▶ **REQUIRED WORK**: Can the data below be set down again exactly, line for line?

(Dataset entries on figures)
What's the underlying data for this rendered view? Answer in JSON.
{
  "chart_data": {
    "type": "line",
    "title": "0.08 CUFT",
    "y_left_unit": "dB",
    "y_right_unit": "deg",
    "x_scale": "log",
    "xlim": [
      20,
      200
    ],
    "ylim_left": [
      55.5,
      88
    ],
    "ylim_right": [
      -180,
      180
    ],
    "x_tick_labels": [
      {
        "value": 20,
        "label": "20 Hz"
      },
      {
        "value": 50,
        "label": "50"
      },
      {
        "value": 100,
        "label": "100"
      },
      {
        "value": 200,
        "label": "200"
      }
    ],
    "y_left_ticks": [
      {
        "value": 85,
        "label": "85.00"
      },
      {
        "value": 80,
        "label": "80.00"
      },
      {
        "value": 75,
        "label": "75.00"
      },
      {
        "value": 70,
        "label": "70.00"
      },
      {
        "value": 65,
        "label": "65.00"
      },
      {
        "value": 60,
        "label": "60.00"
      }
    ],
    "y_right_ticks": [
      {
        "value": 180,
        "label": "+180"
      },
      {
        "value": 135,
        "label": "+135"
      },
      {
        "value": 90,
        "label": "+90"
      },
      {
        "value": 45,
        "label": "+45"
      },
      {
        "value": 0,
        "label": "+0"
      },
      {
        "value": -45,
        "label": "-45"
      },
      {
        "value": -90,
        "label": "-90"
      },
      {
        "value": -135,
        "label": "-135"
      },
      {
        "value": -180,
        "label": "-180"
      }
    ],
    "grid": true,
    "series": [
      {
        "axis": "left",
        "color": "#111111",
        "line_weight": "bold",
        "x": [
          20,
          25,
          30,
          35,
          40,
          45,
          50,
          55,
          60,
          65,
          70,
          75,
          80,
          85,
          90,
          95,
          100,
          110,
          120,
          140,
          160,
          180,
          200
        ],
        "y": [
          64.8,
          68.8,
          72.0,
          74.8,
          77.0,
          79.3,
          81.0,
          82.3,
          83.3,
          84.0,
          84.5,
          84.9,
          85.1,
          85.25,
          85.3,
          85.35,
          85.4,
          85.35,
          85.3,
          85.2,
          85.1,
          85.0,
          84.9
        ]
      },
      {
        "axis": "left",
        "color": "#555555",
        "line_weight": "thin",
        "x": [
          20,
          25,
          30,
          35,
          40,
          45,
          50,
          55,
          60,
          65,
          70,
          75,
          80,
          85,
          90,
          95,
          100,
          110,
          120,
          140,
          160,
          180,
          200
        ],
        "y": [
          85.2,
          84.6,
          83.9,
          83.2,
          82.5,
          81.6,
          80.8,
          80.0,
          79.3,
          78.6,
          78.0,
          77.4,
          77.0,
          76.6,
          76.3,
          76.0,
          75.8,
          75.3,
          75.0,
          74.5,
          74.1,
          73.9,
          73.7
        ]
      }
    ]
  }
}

▶ **SOLUTION TO THIS EXERCISE**:
What's the underlying data for this rendered view? Answer in JSON.
{
  "chart_data": {
    "type": "line",
    "title": "0.08 CUFT",
    "y_left_unit": "dB",
    "y_right_unit": "deg",
    "x_scale": "log",
    "xlim": [
      20,
      200
    ],
    "ylim_left": [
      55.5,
      88
    ],
    "ylim_right": [
      -180,
      180
    ],
    "x_tick_labels": [
      {
        "value": 20,
        "label": "20 Hz"
      },
      {
        "value": 50,
        "label": "50"
      },
      {
        "value": 100,
        "label": "100"
      },
      {
        "value": 200,
        "label": "200"
      }
    ],
    "y_left_ticks": [
      {
        "value": 85,
        "label": "85.00"
      },
      {
        "value": 80,
        "label": "80.00"
      },
      {
        "value": 75,
        "label": "75.00"
      },
      {
        "value": 70,
        "label": "70.00"
      },
      {
        "value": 65,
        "label": "65.00"
      },
      {
        "value": 60,
        "label": "60.00"
      }
    ],
    "y_right_ticks": [
      {
        "value": 180,
        "label": "+180"
      },
      {
        "value": 135,
        "label": "+135"
      },
      {
        "value": 90,
        "label": "+90"
      },
      {
        "value": 45,
        "label": "+45"
      },
      {
        "value": 0,
        "label": "+0"
      },
      {
        "value": -45,
        "label": "-45"
      },
      {
        "value": -90,
        "label": "-90"
      },
      {
        "value": -135,
        "label": "-135"
      },
      {
        "value": -180,
        "label": "-180"
      }
    ],
    "grid": true,
    "series": [
      {
        "axis": "left",
        "color": "#111111",
        "line_weight": "bold",
        "x": [
          20,
          25,
          30,
          35,
          40,
          45,
          50,
          55,
          60,
          65,
          70,
          75,
          80,
          85,
          90,
          95,
          100,
          110,
          120,
          140,
          160,
          180,
          200
        ],
        "y": [
          64.8,
          68.8,
          72.0,
          74.8,
          77.0,
          79.3,
          81.0,
          82.3,
          83.3,
          84.0,
          84.5,
          84.9,
          85.1,
          85.25,
          85.3,
          85.35,
          85.4,
          85.35,
          85.3,
          85.2,
          85.1,
          85.0,
          84.9
        ]
      },
      {
        "axis": "left",
        "color": "#555555",
        "line_weight": "thin",
        "x": [
          20,
          25,
          30,
          35,
          40,
          45,
          50,
          55,
          60,
          65,
          70,
          75,
          80,
          85,
          90,
          95,
          100,
          110,
          120,
          140,
          160,
          180,
          200
        ],
        "y": [
          85.2,
          84.6,
          83.9,
          83.2,
          82.5,
          81.6,
          80.8,
          80.0,
          79.3,
          78.6,
          78.0,
          77.4,
          77.0,
          76.6,
          76.3,
          76.0,
          75.8,
          75.3,
          75.0,
          74.5,
          74.1,
          73.9,
          73.7
        ]
      }
    ]
  }
}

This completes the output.